• [REQUEST]
In the records that follow, locate every line with "Administrator" and extract it.

• [RECORDS]
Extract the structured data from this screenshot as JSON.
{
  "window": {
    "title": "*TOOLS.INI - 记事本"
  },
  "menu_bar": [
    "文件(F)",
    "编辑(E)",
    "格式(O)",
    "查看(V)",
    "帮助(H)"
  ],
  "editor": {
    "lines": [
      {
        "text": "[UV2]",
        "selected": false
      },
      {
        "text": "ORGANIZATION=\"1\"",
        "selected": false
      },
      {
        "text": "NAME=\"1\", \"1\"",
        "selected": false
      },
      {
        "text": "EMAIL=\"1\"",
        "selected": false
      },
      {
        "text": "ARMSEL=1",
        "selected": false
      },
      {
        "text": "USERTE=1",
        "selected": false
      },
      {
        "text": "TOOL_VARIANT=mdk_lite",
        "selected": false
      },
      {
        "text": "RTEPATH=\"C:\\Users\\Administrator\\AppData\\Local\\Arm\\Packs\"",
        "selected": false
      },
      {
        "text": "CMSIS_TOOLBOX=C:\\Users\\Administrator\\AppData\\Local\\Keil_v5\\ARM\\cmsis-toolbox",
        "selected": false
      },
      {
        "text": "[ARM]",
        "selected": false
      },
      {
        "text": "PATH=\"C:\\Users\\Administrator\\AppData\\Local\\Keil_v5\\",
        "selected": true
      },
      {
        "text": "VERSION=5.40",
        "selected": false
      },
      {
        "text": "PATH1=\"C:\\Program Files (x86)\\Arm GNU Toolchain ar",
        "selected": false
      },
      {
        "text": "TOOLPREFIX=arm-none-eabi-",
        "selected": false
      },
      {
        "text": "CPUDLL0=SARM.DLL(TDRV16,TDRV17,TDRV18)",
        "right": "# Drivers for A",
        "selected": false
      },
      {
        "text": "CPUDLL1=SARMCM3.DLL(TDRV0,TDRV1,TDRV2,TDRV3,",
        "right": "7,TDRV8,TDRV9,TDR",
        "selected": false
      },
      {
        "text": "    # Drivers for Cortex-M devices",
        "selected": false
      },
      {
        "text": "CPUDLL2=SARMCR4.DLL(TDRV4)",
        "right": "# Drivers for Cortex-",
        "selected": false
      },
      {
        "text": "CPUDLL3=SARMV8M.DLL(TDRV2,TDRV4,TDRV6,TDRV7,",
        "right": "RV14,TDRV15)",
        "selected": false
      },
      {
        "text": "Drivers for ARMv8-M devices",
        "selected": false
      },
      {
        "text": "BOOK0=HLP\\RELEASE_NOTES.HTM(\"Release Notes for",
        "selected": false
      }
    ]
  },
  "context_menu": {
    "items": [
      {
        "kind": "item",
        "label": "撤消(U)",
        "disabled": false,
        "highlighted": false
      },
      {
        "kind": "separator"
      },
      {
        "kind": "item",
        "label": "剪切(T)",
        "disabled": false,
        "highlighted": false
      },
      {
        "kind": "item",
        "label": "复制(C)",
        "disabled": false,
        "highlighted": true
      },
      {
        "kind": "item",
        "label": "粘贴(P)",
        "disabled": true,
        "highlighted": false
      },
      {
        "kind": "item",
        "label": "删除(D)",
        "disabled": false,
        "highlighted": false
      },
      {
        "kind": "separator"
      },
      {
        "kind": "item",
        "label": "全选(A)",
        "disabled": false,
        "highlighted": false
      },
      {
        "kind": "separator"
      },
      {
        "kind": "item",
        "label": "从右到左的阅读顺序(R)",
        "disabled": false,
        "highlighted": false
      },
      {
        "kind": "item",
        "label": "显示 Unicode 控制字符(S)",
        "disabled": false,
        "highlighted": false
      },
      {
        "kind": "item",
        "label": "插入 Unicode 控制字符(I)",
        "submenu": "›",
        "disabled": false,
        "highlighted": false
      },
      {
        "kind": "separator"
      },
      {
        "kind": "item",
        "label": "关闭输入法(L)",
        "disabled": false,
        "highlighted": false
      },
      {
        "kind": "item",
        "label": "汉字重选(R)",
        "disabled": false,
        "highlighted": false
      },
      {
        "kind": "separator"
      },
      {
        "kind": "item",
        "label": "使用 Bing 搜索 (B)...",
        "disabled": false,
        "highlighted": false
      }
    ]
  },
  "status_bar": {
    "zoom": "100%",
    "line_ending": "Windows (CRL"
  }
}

• [RESULT]
        "text": "RTEPATH=\"C:\\Users\\Administrator\\AppData\\Local\\Arm\\Packs\"",
        "text": "CMSIS_TOOLBOX=C:\\Users\\Administrator\\AppData\\Local\\Keil_v5\\ARM\\cmsis-toolbox",
        "text": "PATH=\"C:\\Users\\Administrator\\AppData\\Local\\Keil_v5\\",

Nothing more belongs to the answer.